__Aim of the task__. Scan the lines below; pull out those with "localhost".

__Records supplied__.
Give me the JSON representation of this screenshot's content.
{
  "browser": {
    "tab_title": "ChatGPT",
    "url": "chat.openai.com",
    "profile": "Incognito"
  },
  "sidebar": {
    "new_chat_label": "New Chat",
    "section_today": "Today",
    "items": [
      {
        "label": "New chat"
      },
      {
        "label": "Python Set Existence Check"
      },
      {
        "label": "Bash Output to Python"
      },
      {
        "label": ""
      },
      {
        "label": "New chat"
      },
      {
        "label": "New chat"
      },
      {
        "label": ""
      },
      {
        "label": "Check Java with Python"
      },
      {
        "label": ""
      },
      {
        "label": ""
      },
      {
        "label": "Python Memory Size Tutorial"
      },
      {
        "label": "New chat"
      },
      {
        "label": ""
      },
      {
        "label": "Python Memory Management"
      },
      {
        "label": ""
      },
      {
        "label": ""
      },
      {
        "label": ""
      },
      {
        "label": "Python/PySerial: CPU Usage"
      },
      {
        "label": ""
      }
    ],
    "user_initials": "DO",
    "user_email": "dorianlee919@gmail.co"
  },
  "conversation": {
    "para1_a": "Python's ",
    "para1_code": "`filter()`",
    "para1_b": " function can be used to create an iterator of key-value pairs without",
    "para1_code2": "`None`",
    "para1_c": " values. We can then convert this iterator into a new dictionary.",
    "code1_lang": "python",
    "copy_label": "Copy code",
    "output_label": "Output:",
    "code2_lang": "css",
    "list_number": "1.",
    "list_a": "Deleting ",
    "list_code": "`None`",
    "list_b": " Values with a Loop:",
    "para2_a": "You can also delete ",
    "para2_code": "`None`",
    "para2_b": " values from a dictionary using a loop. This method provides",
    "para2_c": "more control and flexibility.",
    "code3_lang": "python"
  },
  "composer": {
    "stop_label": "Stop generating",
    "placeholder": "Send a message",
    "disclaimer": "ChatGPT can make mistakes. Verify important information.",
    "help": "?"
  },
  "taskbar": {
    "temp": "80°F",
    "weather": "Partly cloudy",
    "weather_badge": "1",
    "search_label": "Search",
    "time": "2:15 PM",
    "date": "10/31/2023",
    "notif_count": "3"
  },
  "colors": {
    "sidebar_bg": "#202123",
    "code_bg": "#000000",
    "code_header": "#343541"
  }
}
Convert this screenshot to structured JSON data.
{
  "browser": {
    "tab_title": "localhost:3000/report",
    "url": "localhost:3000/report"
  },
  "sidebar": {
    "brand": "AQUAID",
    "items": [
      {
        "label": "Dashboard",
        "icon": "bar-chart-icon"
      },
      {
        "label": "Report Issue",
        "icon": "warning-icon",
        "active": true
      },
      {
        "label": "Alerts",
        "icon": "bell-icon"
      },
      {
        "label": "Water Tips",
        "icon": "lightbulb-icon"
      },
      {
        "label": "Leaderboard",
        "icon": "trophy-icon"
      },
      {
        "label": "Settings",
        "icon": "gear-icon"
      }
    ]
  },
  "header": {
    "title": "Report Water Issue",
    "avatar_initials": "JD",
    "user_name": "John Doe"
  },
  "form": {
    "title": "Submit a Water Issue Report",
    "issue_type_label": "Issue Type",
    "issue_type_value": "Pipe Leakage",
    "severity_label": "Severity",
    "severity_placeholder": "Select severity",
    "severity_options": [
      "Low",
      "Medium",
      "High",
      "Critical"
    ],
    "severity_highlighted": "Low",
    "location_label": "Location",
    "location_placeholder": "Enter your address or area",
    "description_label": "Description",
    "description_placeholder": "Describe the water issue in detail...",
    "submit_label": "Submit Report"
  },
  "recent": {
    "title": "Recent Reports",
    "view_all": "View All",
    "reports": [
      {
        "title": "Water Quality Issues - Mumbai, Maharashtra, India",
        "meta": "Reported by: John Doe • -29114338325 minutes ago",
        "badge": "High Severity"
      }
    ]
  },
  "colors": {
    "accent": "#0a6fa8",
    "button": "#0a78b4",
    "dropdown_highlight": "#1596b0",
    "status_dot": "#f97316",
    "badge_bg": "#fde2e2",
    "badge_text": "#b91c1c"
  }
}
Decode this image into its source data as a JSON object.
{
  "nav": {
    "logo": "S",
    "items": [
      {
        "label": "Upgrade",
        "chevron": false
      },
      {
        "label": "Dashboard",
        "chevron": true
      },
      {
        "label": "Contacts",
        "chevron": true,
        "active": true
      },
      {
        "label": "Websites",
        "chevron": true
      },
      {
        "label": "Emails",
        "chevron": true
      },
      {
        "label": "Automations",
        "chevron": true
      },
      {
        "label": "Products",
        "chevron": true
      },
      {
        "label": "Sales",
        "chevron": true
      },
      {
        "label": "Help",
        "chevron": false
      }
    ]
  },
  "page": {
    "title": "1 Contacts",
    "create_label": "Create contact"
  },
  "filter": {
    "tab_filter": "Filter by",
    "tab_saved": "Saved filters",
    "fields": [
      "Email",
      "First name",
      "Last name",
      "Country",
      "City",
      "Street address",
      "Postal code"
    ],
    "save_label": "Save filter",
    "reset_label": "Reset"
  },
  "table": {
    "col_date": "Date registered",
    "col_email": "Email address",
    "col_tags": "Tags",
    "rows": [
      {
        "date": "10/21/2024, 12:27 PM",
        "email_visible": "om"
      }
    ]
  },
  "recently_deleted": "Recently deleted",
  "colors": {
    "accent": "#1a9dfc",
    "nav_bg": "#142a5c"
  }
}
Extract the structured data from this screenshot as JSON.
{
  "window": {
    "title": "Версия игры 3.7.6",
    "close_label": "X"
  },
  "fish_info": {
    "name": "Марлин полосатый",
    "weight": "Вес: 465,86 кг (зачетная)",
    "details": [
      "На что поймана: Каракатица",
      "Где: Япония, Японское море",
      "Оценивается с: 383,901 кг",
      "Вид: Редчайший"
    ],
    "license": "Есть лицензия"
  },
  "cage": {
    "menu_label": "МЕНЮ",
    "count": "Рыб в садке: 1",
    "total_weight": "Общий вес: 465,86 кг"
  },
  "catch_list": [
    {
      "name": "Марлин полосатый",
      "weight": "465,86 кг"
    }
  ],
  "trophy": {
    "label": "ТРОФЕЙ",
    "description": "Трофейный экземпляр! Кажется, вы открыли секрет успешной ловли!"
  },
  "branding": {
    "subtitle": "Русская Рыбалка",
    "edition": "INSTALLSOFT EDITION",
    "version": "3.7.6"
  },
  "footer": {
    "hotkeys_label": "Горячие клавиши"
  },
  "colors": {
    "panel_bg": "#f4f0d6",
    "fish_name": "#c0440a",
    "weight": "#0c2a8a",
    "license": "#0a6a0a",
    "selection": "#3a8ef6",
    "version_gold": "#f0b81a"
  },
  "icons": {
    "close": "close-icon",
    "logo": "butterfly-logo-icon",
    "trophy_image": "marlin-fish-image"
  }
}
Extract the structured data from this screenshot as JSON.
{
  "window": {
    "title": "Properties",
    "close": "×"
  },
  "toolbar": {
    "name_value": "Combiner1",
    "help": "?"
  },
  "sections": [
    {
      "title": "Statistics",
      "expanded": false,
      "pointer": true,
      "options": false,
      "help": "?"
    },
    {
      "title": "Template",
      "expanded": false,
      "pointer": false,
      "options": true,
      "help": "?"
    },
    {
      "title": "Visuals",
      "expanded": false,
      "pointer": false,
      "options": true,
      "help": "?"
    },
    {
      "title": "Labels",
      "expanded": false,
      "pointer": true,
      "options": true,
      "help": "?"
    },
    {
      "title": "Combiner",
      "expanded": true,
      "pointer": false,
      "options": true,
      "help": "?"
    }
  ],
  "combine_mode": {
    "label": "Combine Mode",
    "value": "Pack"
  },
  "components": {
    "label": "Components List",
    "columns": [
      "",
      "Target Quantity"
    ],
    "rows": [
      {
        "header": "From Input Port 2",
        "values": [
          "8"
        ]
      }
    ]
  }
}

__Complete answer__.
    "tab_title": "localhost:3000/report",
    "url": "localhost:3000/report"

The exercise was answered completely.